# [Directive]
Gather every line from the entries below that includes "Francais".

######

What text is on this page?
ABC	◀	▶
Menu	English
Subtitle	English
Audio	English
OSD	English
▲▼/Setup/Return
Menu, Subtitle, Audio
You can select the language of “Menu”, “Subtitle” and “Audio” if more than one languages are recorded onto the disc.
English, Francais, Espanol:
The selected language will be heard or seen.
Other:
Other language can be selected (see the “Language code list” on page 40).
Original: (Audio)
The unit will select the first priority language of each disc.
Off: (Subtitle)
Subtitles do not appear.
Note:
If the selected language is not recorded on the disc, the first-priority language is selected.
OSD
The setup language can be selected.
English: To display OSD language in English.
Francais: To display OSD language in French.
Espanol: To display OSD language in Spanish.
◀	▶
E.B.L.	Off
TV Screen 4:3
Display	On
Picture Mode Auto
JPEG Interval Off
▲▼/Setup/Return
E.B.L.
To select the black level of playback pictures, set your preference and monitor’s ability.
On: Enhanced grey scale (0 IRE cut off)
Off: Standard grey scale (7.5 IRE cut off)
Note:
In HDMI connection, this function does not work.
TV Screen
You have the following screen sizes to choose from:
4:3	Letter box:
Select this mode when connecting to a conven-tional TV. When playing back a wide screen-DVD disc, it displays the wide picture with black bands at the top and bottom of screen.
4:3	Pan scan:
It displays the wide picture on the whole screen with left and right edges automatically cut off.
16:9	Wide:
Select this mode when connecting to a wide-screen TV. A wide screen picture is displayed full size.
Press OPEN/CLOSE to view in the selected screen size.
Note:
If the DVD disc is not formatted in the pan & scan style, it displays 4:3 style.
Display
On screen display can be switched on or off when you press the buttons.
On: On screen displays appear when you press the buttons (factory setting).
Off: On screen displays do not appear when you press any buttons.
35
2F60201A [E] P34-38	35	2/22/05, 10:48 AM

######

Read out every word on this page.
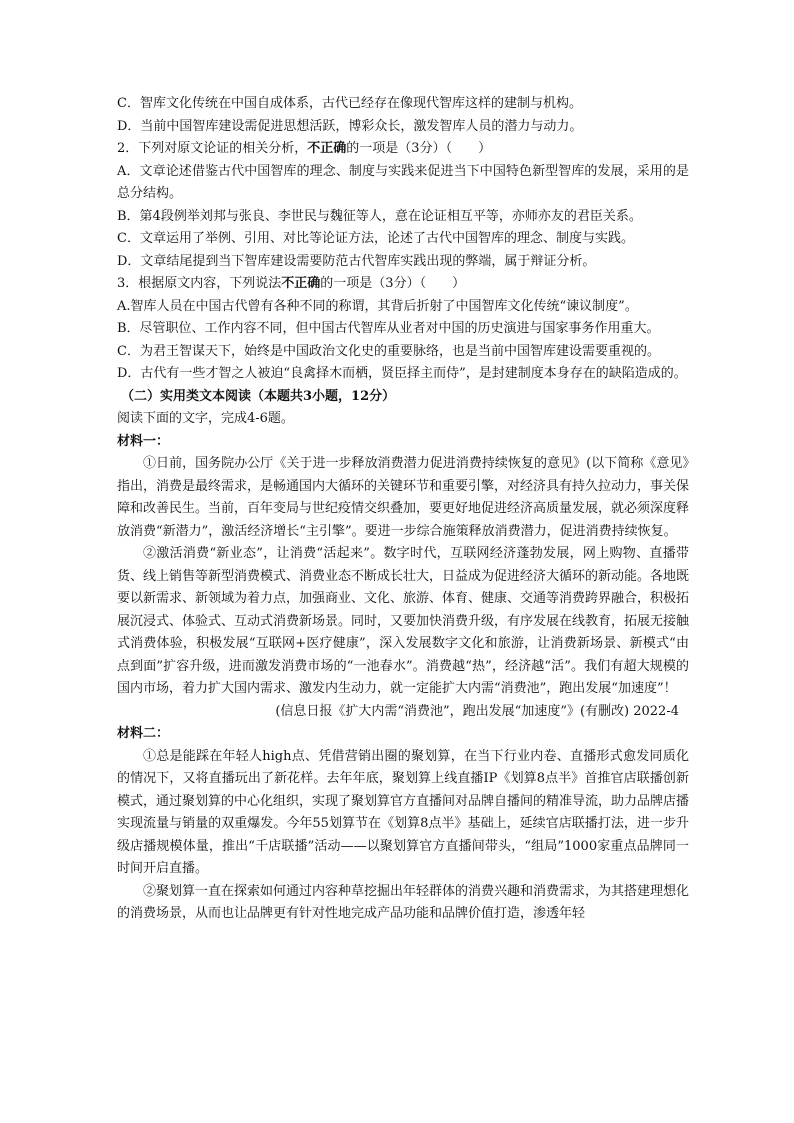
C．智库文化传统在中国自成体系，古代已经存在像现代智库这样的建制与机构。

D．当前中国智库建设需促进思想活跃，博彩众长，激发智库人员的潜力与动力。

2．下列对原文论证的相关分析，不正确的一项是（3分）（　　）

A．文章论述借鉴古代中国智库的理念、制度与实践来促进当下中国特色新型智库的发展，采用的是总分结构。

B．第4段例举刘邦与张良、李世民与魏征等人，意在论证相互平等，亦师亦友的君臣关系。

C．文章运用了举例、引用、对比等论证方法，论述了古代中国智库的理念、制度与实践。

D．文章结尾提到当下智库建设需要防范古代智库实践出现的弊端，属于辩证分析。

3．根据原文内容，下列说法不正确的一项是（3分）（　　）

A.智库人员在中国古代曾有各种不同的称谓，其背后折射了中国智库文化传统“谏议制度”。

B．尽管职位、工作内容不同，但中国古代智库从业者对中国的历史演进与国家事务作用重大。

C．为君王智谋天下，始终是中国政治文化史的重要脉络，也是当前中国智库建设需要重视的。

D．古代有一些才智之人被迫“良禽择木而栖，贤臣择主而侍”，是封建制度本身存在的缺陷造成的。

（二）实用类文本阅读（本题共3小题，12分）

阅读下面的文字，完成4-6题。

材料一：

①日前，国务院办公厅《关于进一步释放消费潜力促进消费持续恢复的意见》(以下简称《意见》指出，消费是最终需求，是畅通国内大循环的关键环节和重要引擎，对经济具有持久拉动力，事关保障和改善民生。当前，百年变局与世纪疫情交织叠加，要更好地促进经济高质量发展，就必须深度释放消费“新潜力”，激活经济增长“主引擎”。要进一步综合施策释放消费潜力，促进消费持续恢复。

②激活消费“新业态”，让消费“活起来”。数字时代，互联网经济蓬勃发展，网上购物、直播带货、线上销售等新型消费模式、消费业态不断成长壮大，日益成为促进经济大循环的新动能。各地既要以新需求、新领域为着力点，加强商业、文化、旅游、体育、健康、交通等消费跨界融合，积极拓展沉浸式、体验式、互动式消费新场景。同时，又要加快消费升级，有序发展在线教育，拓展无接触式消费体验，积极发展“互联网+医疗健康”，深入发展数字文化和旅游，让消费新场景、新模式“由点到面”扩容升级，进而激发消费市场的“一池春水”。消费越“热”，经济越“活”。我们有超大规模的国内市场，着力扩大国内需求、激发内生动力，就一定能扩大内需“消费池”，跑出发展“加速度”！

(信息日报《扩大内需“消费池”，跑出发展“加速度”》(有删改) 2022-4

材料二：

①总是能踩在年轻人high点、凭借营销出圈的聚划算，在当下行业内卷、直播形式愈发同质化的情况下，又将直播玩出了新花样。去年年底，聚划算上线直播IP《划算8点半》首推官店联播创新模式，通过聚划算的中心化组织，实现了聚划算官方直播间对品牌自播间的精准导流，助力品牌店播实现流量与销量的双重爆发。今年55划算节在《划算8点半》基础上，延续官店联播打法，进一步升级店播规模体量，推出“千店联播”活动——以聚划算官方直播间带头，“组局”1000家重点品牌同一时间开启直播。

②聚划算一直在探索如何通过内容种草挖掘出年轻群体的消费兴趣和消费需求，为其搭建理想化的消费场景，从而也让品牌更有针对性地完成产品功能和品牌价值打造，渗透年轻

######

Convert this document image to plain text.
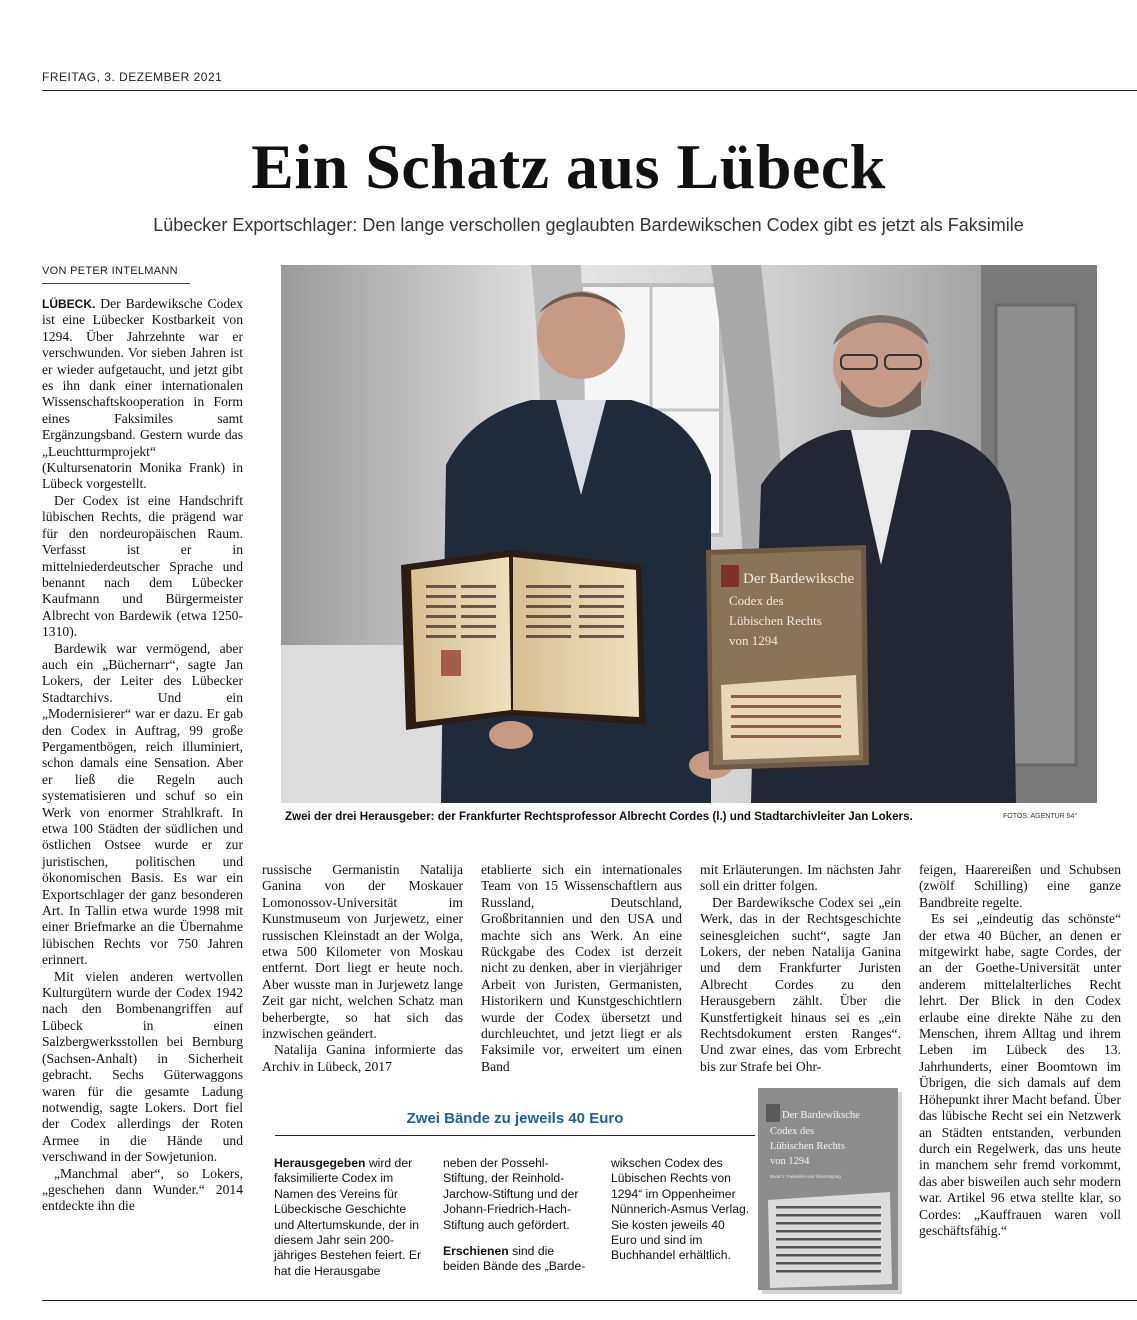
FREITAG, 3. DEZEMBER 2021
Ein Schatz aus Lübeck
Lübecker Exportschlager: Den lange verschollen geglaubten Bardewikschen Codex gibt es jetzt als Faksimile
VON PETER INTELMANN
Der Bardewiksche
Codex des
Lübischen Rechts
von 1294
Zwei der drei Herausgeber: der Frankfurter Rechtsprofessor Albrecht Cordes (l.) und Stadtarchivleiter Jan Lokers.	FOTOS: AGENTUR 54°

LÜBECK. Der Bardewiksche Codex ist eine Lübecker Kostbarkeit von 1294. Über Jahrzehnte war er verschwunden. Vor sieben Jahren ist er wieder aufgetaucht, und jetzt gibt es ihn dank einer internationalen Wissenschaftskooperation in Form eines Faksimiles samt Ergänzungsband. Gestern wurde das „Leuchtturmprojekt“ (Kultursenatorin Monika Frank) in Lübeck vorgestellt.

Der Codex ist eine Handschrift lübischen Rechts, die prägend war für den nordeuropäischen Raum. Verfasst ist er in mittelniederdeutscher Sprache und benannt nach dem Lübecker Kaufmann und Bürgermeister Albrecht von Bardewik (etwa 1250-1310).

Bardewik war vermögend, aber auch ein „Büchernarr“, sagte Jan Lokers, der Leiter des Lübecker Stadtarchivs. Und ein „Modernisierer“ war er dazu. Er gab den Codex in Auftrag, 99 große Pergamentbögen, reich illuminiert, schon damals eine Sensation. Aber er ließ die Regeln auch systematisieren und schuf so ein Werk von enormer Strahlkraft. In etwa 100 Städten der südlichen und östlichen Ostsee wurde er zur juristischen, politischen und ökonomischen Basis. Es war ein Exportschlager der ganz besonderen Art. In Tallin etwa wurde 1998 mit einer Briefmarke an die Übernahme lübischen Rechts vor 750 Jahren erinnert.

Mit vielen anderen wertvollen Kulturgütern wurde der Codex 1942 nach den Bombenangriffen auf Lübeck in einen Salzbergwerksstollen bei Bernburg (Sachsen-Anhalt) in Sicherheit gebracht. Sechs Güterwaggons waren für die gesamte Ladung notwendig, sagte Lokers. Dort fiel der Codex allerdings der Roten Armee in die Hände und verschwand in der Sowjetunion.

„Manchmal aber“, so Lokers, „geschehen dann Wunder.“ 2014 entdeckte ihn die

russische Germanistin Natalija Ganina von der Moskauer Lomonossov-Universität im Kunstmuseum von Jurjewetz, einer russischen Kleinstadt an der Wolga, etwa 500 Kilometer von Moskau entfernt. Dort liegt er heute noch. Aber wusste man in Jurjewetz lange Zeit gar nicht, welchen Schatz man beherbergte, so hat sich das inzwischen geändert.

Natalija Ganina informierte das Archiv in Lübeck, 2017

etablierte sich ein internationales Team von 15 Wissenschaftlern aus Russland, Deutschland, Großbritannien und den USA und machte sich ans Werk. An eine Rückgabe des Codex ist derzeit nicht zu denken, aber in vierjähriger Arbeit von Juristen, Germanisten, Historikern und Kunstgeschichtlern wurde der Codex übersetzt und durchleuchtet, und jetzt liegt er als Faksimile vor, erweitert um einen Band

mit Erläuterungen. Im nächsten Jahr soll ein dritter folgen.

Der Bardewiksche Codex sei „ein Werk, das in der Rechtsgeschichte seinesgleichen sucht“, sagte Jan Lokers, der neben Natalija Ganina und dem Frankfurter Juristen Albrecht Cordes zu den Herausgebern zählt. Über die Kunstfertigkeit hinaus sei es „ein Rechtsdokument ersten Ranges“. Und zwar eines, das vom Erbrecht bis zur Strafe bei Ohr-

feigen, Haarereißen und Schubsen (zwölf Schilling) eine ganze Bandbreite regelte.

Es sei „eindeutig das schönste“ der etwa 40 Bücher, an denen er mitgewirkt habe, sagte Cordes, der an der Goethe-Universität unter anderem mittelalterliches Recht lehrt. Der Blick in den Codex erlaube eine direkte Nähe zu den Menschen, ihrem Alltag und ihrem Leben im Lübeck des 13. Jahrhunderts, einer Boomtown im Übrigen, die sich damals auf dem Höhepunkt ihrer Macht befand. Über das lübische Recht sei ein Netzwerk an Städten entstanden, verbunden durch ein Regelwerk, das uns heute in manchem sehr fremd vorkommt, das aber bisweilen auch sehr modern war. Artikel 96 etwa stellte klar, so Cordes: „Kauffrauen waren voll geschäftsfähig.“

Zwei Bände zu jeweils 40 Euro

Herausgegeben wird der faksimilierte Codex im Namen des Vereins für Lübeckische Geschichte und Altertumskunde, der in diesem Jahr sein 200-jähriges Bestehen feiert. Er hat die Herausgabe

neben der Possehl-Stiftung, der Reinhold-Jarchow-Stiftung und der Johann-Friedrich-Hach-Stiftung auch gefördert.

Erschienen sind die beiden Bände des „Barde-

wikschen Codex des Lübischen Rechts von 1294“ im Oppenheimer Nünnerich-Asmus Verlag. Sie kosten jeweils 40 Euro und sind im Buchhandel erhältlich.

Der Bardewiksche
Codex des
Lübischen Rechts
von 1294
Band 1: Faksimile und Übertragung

######

# [Completed exercise]
English, Francais, Espanol:
Francais: To display OSD language in French.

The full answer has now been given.